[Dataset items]
"""
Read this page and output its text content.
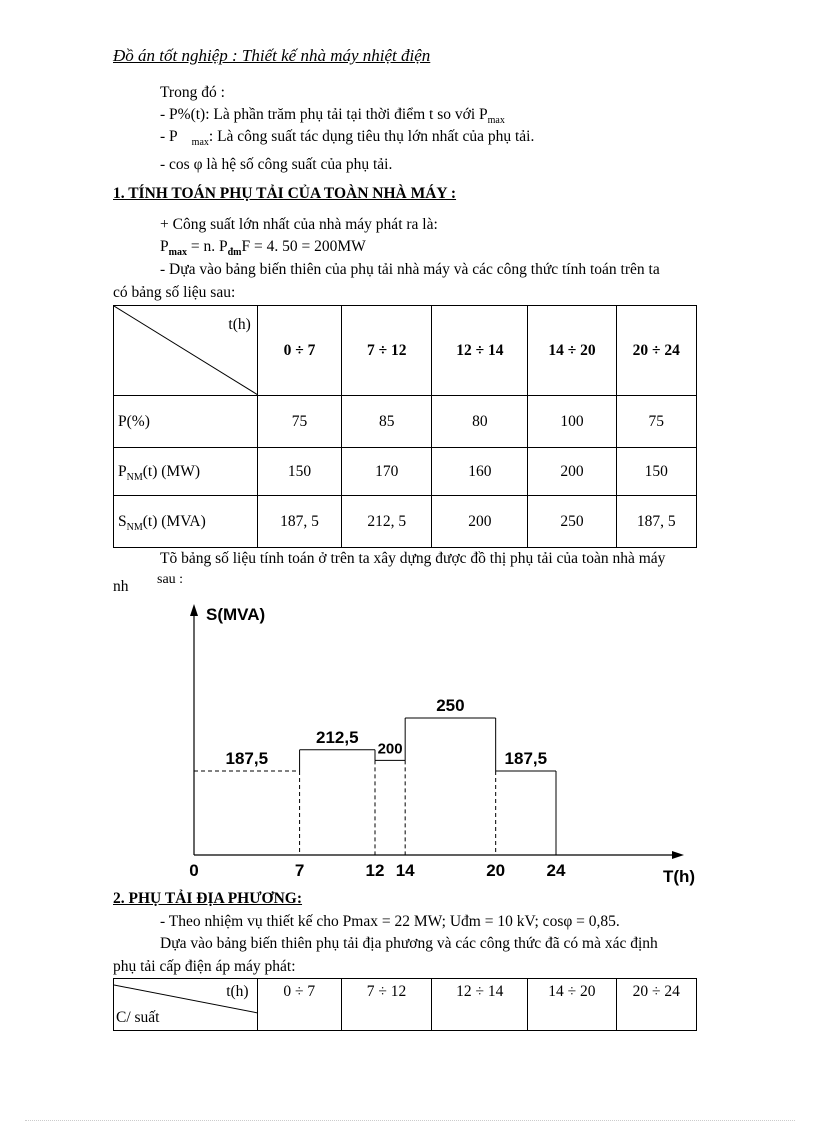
Đồ án tốt nghiệp : Thiết kế nhà máy nhiệt điện
Trong đó :
- P%(t): Là phần trăm phụ tải tại thời điểm t so với $P_{max}$
- P $_{max}$: Là công suất tác dụng tiêu thụ lớn nhất của phụ tải.
- cos φ là hệ số công suất của phụ tải.
1. TÍNH TOÁN PHỤ TẢI CỦA TOÀN NHÀ MÁY :
+ Công suất lớn nhất của nhà máy phát ra là:
$P_{max} = n$. $P_{đm}F = 4$. 50 = 200MW
- Dựa vào bảng biến thiên của phụ tải nhà máy và các công thức tính toán trên ta
có bảng số liệu sau:
t(h)	0 ÷ 7	7 ÷ 12	12 ÷ 14	14 ÷ 20	20 ÷ 24
P(%)	75	85	80	100	75
$P_{NM}(t)$ (MW)	150	170	160	200	150
$S_{NM}(t)$ (MVA)	187, 5	212, 5	200	250	187, 5
Tõ bảng số liệu tính toán ở trên ta xây dựng được đồ thị phụ tải của toàn nhà máy
nh sau :
S(MVA)
T(h)
0	7	12 14	20 24
187,5
212,5
200
250
187,5
2. PHỤ TẢI ĐỊA PHƯƠNG:
- Theo nhiệm vụ thiết kế cho Pmax = 22 MW; Uđm = 10 kV; cosφ = 0,85.
Dựa vào bảng biến thiên phụ tải địa phương và các công thức đã có mà xác định
phụ tải cấp điện áp máy phát:
t(h)
C/ suất
	0 ÷ 7	7 ÷ 12	12 ÷ 14	14 ÷ 20	20 ÷ 24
"""
- Task objective
Repeat verbatim all the material, but not the pictures.

- Expected answer
Read this page and output its text content.
Đồ án tốt nghiệp : Thiết kế nhà máy nhiệt điện
Trong đó :
- P%(t): Là phần trăm phụ tải tại thời điểm t so với $P_{max}$
- P $_{max}$: Là công suất tác dụng tiêu thụ lớn nhất của phụ tải.
- cos φ là hệ số công suất của phụ tải.
1. TÍNH TOÁN PHỤ TẢI CỦA TOÀN NHÀ MÁY :
+ Công suất lớn nhất của nhà máy phát ra là:
$P_{max} = n$. $P_{đm}F = 4$. 50 = 200MW
- Dựa vào bảng biến thiên của phụ tải nhà máy và các công thức tính toán trên ta
có bảng số liệu sau:
t(h)	0 ÷ 7	7 ÷ 12	12 ÷ 14	14 ÷ 20	20 ÷ 24
P(%)	75	85	80	100	75
$P_{NM}(t)$ (MW)	150	170	160	200	150
$S_{NM}(t)$ (MVA)	187, 5	212, 5	200	250	187, 5
Tõ bảng số liệu tính toán ở trên ta xây dựng được đồ thị phụ tải của toàn nhà máy
nh sau :
S(MVA)
T(h)
0	7	12 14	20 24
187,5
212,5
200
250
187,5
2. PHỤ TẢI ĐỊA PHƯƠNG:
- Theo nhiệm vụ thiết kế cho Pmax = 22 MW; Uđm = 10 kV; cosφ = 0,85.
Dựa vào bảng biến thiên phụ tải địa phương và các công thức đã có mà xác định
phụ tải cấp điện áp máy phát:
t(h)
C/ suất
	0 ÷ 7	7 ÷ 12	12 ÷ 14	14 ÷ 20	20 ÷ 24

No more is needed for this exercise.